- **WHAT YOU ARE ASKED TO DO**:
Exactly reproduce each entry, leaving out nothing.

Collected data:
┏━━
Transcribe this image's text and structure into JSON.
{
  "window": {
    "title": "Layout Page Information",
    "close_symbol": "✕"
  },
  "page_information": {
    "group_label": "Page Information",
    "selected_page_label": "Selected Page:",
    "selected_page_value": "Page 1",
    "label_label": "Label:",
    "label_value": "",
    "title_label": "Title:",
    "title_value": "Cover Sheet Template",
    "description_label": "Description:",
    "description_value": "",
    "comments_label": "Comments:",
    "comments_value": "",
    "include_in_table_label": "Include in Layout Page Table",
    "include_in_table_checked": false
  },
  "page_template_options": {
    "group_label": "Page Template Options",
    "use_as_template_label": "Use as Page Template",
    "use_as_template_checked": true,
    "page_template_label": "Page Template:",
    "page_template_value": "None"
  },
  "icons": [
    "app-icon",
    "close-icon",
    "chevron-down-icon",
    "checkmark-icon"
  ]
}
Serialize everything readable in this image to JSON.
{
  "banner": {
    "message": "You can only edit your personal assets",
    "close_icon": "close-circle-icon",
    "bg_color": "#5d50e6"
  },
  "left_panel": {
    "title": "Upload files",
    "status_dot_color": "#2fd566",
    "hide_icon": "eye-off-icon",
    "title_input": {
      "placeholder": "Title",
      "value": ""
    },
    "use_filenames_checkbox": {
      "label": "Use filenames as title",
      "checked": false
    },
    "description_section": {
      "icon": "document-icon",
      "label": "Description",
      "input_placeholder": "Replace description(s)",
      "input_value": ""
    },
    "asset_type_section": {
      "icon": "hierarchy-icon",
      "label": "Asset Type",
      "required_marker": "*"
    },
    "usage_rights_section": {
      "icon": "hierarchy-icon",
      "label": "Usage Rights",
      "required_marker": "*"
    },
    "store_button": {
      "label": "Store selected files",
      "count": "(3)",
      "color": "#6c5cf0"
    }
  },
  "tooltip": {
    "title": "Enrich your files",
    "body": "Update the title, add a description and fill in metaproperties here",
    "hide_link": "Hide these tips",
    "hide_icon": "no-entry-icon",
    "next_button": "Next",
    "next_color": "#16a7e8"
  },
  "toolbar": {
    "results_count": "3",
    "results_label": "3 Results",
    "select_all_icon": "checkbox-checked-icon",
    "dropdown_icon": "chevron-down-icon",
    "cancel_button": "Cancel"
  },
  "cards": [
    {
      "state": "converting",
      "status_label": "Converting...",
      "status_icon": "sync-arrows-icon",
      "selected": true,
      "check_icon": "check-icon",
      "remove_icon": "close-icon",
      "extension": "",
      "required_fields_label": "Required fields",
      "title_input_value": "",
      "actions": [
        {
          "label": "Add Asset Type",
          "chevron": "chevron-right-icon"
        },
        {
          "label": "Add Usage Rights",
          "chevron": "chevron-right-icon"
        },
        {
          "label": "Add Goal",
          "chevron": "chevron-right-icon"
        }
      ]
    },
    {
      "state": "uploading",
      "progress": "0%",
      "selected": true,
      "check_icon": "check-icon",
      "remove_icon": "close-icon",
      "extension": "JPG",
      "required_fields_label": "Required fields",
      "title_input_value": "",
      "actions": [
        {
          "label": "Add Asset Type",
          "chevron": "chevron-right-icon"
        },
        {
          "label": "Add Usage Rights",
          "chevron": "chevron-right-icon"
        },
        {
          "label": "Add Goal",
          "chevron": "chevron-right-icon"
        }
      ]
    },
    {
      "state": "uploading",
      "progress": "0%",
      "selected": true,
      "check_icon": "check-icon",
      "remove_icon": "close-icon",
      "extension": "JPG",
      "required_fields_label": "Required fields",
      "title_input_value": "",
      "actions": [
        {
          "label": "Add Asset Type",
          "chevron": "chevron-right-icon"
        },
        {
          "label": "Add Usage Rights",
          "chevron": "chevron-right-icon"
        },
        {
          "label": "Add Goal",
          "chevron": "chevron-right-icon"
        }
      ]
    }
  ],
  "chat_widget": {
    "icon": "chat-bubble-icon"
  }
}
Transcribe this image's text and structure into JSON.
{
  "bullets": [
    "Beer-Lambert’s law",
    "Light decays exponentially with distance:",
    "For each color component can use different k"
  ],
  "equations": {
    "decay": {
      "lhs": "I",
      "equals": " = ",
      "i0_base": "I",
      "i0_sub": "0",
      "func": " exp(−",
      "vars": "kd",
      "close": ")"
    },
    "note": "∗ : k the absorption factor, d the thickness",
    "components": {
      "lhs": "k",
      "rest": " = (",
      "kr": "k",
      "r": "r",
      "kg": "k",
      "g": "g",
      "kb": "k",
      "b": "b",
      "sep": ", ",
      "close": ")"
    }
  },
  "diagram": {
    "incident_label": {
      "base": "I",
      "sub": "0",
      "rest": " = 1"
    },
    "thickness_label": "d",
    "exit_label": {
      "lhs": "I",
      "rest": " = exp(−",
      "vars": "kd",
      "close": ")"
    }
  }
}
┗━━
- **FINISHED TASK**:
Transcribe this image's text and structure into JSON.
{
  "window": {
    "title": "Layout Page Information",
    "close_symbol": "✕"
  },
  "page_information": {
    "group_label": "Page Information",
    "selected_page_label": "Selected Page:",
    "selected_page_value": "Page 1",
    "label_label": "Label:",
    "label_value": "",
    "title_label": "Title:",
    "title_value": "Cover Sheet Template",
    "description_label": "Description:",
    "description_value": "",
    "comments_label": "Comments:",
    "comments_value": "",
    "include_in_table_label": "Include in Layout Page Table",
    "include_in_table_checked": false
  },
  "page_template_options": {
    "group_label": "Page Template Options",
    "use_as_template_label": "Use as Page Template",
    "use_as_template_checked": true,
    "page_template_label": "Page Template:",
    "page_template_value": "None"
  },
  "icons": [
    "app-icon",
    "close-icon",
    "chevron-down-icon",
    "checkmark-icon"
  ]
}
Serialize everything readable in this image to JSON.
{
  "banner": {
    "message": "You can only edit your personal assets",
    "close_icon": "close-circle-icon",
    "bg_color": "#5d50e6"
  },
  "left_panel": {
    "title": "Upload files",
    "status_dot_color": "#2fd566",
    "hide_icon": "eye-off-icon",
    "title_input": {
      "placeholder": "Title",
      "value": ""
    },
    "use_filenames_checkbox": {
      "label": "Use filenames as title",
      "checked": false
    },
    "description_section": {
      "icon": "document-icon",
      "label": "Description",
      "input_placeholder": "Replace description(s)",
      "input_value": ""
    },
    "asset_type_section": {
      "icon": "hierarchy-icon",
      "label": "Asset Type",
      "required_marker": "*"
    },
    "usage_rights_section": {
      "icon": "hierarchy-icon",
      "label": "Usage Rights",
      "required_marker": "*"
    },
    "store_button": {
      "label": "Store selected files",
      "count": "(3)",
      "color": "#6c5cf0"
    }
  },
  "tooltip": {
    "title": "Enrich your files",
    "body": "Update the title, add a description and fill in metaproperties here",
    "hide_link": "Hide these tips",
    "hide_icon": "no-entry-icon",
    "next_button": "Next",
    "next_color": "#16a7e8"
  },
  "toolbar": {
    "results_count": "3",
    "results_label": "3 Results",
    "select_all_icon": "checkbox-checked-icon",
    "dropdown_icon": "chevron-down-icon",
    "cancel_button": "Cancel"
  },
  "cards": [
    {
      "state": "converting",
      "status_label": "Converting...",
      "status_icon": "sync-arrows-icon",
      "selected": true,
      "check_icon": "check-icon",
      "remove_icon": "close-icon",
      "extension": "",
      "required_fields_label": "Required fields",
      "title_input_value": "",
      "actions": [
        {
          "label": "Add Asset Type",
          "chevron": "chevron-right-icon"
        },
        {
          "label": "Add Usage Rights",
          "chevron": "chevron-right-icon"
        },
        {
          "label": "Add Goal",
          "chevron": "chevron-right-icon"
        }
      ]
    },
    {
      "state": "uploading",
      "progress": "0%",
      "selected": true,
      "check_icon": "check-icon",
      "remove_icon": "close-icon",
      "extension": "JPG",
      "required_fields_label": "Required fields",
      "title_input_value": "",
      "actions": [
        {
          "label": "Add Asset Type",
          "chevron": "chevron-right-icon"
        },
        {
          "label": "Add Usage Rights",
          "chevron": "chevron-right-icon"
        },
        {
          "label": "Add Goal",
          "chevron": "chevron-right-icon"
        }
      ]
    },
    {
      "state": "uploading",
      "progress": "0%",
      "selected": true,
      "check_icon": "check-icon",
      "remove_icon": "close-icon",
      "extension": "JPG",
      "required_fields_label": "Required fields",
      "title_input_value": "",
      "actions": [
        {
          "label": "Add Asset Type",
          "chevron": "chevron-right-icon"
        },
        {
          "label": "Add Usage Rights",
          "chevron": "chevron-right-icon"
        },
        {
          "label": "Add Goal",
          "chevron": "chevron-right-icon"
        }
      ]
    }
  ],
  "chat_widget": {
    "icon": "chat-bubble-icon"
  }
}
Transcribe this image's text and structure into JSON.
{
  "bullets": [
    "Beer-Lambert’s law",
    "Light decays exponentially with distance:",
    "For each color component can use different k"
  ],
  "equations": {
    "decay": {
      "lhs": "I",
      "equals": " = ",
      "i0_base": "I",
      "i0_sub": "0",
      "func": " exp(−",
      "vars": "kd",
      "close": ")"
    },
    "note": "∗ : k the absorption factor, d the thickness",
    "components": {
      "lhs": "k",
      "rest": " = (",
      "kr": "k",
      "r": "r",
      "kg": "k",
      "g": "g",
      "kb": "k",
      "b": "b",
      "sep": ", ",
      "close": ")"
    }
  },
  "diagram": {
    "incident_label": {
      "base": "I",
      "sub": "0",
      "rest": " = 1"
    },
    "thickness_label": "d",
    "exit_label": {
      "lhs": "I",
      "rest": " = exp(−",
      "vars": "kd",
      "close": ")"
    }
  }
}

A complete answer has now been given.